→ **GOAL OF THE EXERCISE**:
Gather up every line from the entries below that uses the word "وحكومة".

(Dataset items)

▬▬▬▬▬▬▬▬▬▬

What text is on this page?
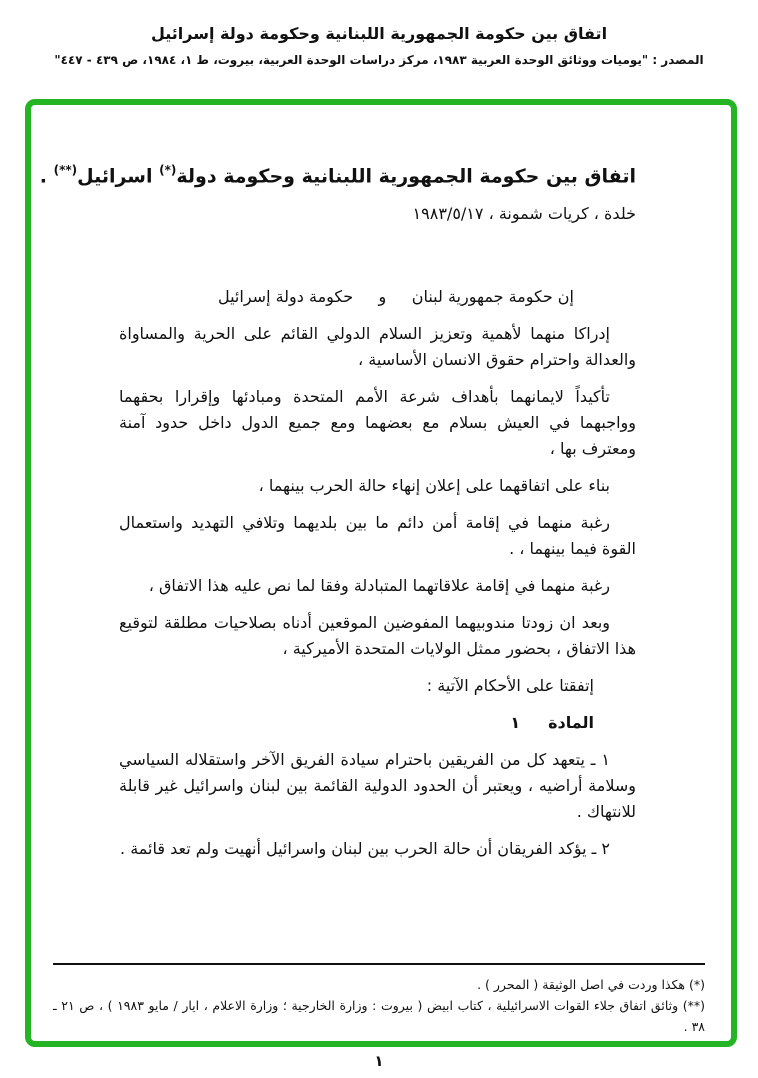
اتفاق بين حكومة الجمهورية اللبنانية وحكومة دولة إسرائيل
المصدر : "يوميات ووثائق الوحدة العربية ١٩٨٣، مركز دراسات الوحدة العربية، بيروت، ط ١، ١٩٨٤، ص ٤٣٩ - ٤٤٧"
اتفاق بين حكومة الجمهورية اللبنانية وحكومة دولة(*) اسرائيل(**) .
خلدة ، كريات شمونة ، ١٩٨٣/٥/١٧

إن حكومة جمهورية لبنان     و     حكومة دولة إسرائيل

إدراكا منهما لأهمية وتعزيز السلام الدولي القائم على الحرية والمساواة والعدالة واحترام حقوق الانسان الأساسية ،

تأكيداً لايمانهما بأهداف شرعة الأمم المتحدة ومبادئها وإقرارا بحقهما وواجبهما في العيش بسلام مع بعضهما ومع جميع الدول داخل حدود آمنة ومعترف بها ،

بناء على اتفاقهما على إعلان إنهاء حالة الحرب بينهما ،

رغبة منهما في إقامة أمن دائم ما بين بلديهما وتلافي التهديد واستعمال القوة فيما بينهما ، .

رغبة منهما في إقامة علاقاتهما المتبادلة وفقا لما نص عليه هذا الاتفاق ،

وبعد ان زودتا مندوبيهما المفوضين الموقعين أدناه بصلاحيات مطلقة لتوقيع هذا الاتفاق ، بحضور ممثل الولايات المتحدة الأميركية ،

إتفقتا على الأحكام الآتية :

المادة١

١ ـ يتعهد كل من الفريقين باحترام سيادة الفريق الآخر واستقلاله السياسي وسلامة أراضيه ، ويعتبر أن الحدود الدولية القائمة بين لبنان واسرائيل غير قابلة للانتهاك .

٢ ـ يؤكد الفريقان أن حالة الحرب بين لبنان واسرائيل أنهيت ولم تعد قائمة .

(*) هكذا وردت في اصل الوثيقة ( المحرر ) .

(**) وثائق اتفاق جلاء القوات الاسرائيلية ، كتاب ابيض ( بيروت : وزارة الخارجية ؛ وزارة الاعلام ، ايار / مايو ١٩٨٣ ) ، ص ٢١ ـ ٣٨ .

١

▬▬▬▬▬▬▬▬▬▬

→ **TASK OUTPUT**:
اتفاق بين حكومة الجمهورية اللبنانية وحكومة دولة إسرائيل
اتفاق بين حكومة الجمهورية اللبنانية وحكومة دولة(*) اسرائيل(**) .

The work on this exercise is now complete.